[begin Material shown]

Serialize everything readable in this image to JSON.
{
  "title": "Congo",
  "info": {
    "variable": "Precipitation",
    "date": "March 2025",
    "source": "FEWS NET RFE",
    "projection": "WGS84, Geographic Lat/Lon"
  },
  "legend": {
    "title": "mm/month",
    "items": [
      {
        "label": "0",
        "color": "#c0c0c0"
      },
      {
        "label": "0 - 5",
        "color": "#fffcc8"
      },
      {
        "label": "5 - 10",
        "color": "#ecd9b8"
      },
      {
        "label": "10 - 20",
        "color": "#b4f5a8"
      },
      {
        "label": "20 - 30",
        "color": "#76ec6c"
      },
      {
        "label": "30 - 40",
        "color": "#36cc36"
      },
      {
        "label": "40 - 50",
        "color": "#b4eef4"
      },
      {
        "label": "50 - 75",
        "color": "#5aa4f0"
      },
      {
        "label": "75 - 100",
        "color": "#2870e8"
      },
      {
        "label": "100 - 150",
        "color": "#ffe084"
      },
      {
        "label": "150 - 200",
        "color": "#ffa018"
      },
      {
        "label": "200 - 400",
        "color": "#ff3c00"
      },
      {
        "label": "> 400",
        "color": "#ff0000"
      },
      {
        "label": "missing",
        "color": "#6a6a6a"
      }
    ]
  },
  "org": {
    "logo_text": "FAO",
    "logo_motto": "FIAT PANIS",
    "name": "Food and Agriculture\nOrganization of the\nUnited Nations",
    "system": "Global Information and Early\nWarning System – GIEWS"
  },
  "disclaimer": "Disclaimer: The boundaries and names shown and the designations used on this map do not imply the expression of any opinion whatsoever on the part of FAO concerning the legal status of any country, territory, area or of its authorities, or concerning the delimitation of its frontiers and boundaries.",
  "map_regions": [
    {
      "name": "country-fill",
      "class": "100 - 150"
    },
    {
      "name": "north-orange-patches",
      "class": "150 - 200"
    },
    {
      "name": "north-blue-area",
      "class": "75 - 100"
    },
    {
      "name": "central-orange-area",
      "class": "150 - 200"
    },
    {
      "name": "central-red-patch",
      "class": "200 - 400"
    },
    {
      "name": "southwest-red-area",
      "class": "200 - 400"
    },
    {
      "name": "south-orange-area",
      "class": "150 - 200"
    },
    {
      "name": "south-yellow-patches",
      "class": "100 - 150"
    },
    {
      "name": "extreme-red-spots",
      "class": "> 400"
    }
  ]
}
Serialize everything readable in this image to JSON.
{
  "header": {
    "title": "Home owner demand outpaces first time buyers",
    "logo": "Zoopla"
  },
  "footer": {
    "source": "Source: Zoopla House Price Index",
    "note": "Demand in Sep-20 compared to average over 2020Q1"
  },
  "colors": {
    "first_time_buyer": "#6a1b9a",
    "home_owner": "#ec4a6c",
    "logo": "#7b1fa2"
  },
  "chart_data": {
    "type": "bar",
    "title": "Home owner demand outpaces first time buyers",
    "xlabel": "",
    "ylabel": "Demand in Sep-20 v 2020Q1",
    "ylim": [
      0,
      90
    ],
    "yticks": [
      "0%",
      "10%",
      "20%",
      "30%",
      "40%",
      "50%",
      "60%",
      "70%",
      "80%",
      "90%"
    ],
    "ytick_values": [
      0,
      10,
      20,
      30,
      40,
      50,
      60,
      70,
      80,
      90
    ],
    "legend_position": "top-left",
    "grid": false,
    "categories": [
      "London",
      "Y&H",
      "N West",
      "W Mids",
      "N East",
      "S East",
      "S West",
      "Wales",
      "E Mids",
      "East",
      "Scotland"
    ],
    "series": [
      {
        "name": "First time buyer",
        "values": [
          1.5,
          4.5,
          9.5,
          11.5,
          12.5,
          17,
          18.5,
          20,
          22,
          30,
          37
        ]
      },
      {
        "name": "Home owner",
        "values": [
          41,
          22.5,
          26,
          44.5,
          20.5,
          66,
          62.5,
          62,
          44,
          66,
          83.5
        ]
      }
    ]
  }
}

[end Material shown]

▸ **Task requirements**
Return all the data exactly as given.

▸ **Exercise solution**
Serialize everything readable in this image to JSON.
{
  "title": "Congo",
  "info": {
    "variable": "Precipitation",
    "date": "March 2025",
    "source": "FEWS NET RFE",
    "projection": "WGS84, Geographic Lat/Lon"
  },
  "legend": {
    "title": "mm/month",
    "items": [
      {
        "label": "0",
        "color": "#c0c0c0"
      },
      {
        "label": "0 - 5",
        "color": "#fffcc8"
      },
      {
        "label": "5 - 10",
        "color": "#ecd9b8"
      },
      {
        "label": "10 - 20",
        "color": "#b4f5a8"
      },
      {
        "label": "20 - 30",
        "color": "#76ec6c"
      },
      {
        "label": "30 - 40",
        "color": "#36cc36"
      },
      {
        "label": "40 - 50",
        "color": "#b4eef4"
      },
      {
        "label": "50 - 75",
        "color": "#5aa4f0"
      },
      {
        "label": "75 - 100",
        "color": "#2870e8"
      },
      {
        "label": "100 - 150",
        "color": "#ffe084"
      },
      {
        "label": "150 - 200",
        "color": "#ffa018"
      },
      {
        "label": "200 - 400",
        "color": "#ff3c00"
      },
      {
        "label": "> 400",
        "color": "#ff0000"
      },
      {
        "label": "missing",
        "color": "#6a6a6a"
      }
    ]
  },
  "org": {
    "logo_text": "FAO",
    "logo_motto": "FIAT PANIS",
    "name": "Food and Agriculture\nOrganization of the\nUnited Nations",
    "system": "Global Information and Early\nWarning System – GIEWS"
  },
  "disclaimer": "Disclaimer: The boundaries and names shown and the designations used on this map do not imply the expression of any opinion whatsoever on the part of FAO concerning the legal status of any country, territory, area or of its authorities, or concerning the delimitation of its frontiers and boundaries.",
  "map_regions": [
    {
      "name": "country-fill",
      "class": "100 - 150"
    },
    {
      "name": "north-orange-patches",
      "class": "150 - 200"
    },
    {
      "name": "north-blue-area",
      "class": "75 - 100"
    },
    {
      "name": "central-orange-area",
      "class": "150 - 200"
    },
    {
      "name": "central-red-patch",
      "class": "200 - 400"
    },
    {
      "name": "southwest-red-area",
      "class": "200 - 400"
    },
    {
      "name": "south-orange-area",
      "class": "150 - 200"
    },
    {
      "name": "south-yellow-patches",
      "class": "100 - 150"
    },
    {
      "name": "extreme-red-spots",
      "class": "> 400"
    }
  ]
}
Serialize everything readable in this image to JSON.
{
  "header": {
    "title": "Home owner demand outpaces first time buyers",
    "logo": "Zoopla"
  },
  "footer": {
    "source": "Source: Zoopla House Price Index",
    "note": "Demand in Sep-20 compared to average over 2020Q1"
  },
  "colors": {
    "first_time_buyer": "#6a1b9a",
    "home_owner": "#ec4a6c",
    "logo": "#7b1fa2"
  },
  "chart_data": {
    "type": "bar",
    "title": "Home owner demand outpaces first time buyers",
    "xlabel": "",
    "ylabel": "Demand in Sep-20 v 2020Q1",
    "ylim": [
      0,
      90
    ],
    "yticks": [
      "0%",
      "10%",
      "20%",
      "30%",
      "40%",
      "50%",
      "60%",
      "70%",
      "80%",
      "90%"
    ],
    "ytick_values": [
      0,
      10,
      20,
      30,
      40,
      50,
      60,
      70,
      80,
      90
    ],
    "legend_position": "top-left",
    "grid": false,
    "categories": [
      "London",
      "Y&H",
      "N West",
      "W Mids",
      "N East",
      "S East",
      "S West",
      "Wales",
      "E Mids",
      "East",
      "Scotland"
    ],
    "series": [
      {
        "name": "First time buyer",
        "values": [
          1.5,
          4.5,
          9.5,
          11.5,
          12.5,
          17,
          18.5,
          20,
          22,
          30,
          37
        ]
      },
      {
        "name": "Home owner",
        "values": [
          41,
          22.5,
          26,
          44.5,
          20.5,
          66,
          62.5,
          62,
          44,
          66,
          83.5
        ]
      }
    ]
  }
}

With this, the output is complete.